The records are to be restated in their entirety, word for word.

Rows from a figure dataset:
------------------------------

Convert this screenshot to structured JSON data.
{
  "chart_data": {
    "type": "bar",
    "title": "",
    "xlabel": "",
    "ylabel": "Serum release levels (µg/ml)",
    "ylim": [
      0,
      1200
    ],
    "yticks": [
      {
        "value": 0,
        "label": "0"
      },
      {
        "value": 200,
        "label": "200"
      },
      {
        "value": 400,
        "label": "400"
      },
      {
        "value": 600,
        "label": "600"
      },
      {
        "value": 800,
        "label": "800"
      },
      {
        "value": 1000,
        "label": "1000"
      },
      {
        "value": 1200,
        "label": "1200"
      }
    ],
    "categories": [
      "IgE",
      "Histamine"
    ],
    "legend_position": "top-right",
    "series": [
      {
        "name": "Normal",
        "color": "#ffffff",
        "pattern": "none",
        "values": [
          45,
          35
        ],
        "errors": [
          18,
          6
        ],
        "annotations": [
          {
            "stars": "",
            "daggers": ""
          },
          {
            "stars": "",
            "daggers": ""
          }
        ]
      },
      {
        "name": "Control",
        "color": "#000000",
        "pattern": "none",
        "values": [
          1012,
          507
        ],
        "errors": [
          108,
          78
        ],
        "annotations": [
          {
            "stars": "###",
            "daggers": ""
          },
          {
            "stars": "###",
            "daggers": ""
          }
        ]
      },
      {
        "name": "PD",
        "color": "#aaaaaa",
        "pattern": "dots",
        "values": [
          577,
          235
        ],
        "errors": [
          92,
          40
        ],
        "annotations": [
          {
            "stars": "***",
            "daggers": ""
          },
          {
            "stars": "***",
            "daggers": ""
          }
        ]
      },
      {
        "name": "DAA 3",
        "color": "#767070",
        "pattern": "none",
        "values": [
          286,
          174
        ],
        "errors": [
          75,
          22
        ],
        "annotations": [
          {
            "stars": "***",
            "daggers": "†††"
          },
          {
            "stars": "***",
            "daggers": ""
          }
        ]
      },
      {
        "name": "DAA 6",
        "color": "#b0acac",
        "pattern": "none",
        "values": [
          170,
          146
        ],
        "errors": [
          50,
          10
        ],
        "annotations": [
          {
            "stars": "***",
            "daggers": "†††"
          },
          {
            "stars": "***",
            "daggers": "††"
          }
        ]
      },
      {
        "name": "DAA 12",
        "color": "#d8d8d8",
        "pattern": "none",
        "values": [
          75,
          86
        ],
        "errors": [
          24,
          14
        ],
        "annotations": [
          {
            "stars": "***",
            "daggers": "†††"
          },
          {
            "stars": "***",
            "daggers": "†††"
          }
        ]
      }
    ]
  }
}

------------------------------

SOLUTION BELOW -
Convert this screenshot to structured JSON data.
{
  "chart_data": {
    "type": "bar",
    "title": "",
    "xlabel": "",
    "ylabel": "Serum release levels (µg/ml)",
    "ylim": [
      0,
      1200
    ],
    "yticks": [
      {
        "value": 0,
        "label": "0"
      },
      {
        "value": 200,
        "label": "200"
      },
      {
        "value": 400,
        "label": "400"
      },
      {
        "value": 600,
        "label": "600"
      },
      {
        "value": 800,
        "label": "800"
      },
      {
        "value": 1000,
        "label": "1000"
      },
      {
        "value": 1200,
        "label": "1200"
      }
    ],
    "categories": [
      "IgE",
      "Histamine"
    ],
    "legend_position": "top-right",
    "series": [
      {
        "name": "Normal",
        "color": "#ffffff",
        "pattern": "none",
        "values": [
          45,
          35
        ],
        "errors": [
          18,
          6
        ],
        "annotations": [
          {
            "stars": "",
            "daggers": ""
          },
          {
            "stars": "",
            "daggers": ""
          }
        ]
      },
      {
        "name": "Control",
        "color": "#000000",
        "pattern": "none",
        "values": [
          1012,
          507
        ],
        "errors": [
          108,
          78
        ],
        "annotations": [
          {
            "stars": "###",
            "daggers": ""
          },
          {
            "stars": "###",
            "daggers": ""
          }
        ]
      },
      {
        "name": "PD",
        "color": "#aaaaaa",
        "pattern": "dots",
        "values": [
          577,
          235
        ],
        "errors": [
          92,
          40
        ],
        "annotations": [
          {
            "stars": "***",
            "daggers": ""
          },
          {
            "stars": "***",
            "daggers": ""
          }
        ]
      },
      {
        "name": "DAA 3",
        "color": "#767070",
        "pattern": "none",
        "values": [
          286,
          174
        ],
        "errors": [
          75,
          22
        ],
        "annotations": [
          {
            "stars": "***",
            "daggers": "†††"
          },
          {
            "stars": "***",
            "daggers": ""
          }
        ]
      },
      {
        "name": "DAA 6",
        "color": "#b0acac",
        "pattern": "none",
        "values": [
          170,
          146
        ],
        "errors": [
          50,
          10
        ],
        "annotations": [
          {
            "stars": "***",
            "daggers": "†††"
          },
          {
            "stars": "***",
            "daggers": "††"
          }
        ]
      },
      {
        "name": "DAA 12",
        "color": "#d8d8d8",
        "pattern": "none",
        "values": [
          75,
          86
        ],
        "errors": [
          24,
          14
        ],
        "annotations": [
          {
            "stars": "***",
            "daggers": "†††"
          },
          {
            "stars": "***",
            "daggers": "†††"
          }
        ]
      }
    ]
  }
}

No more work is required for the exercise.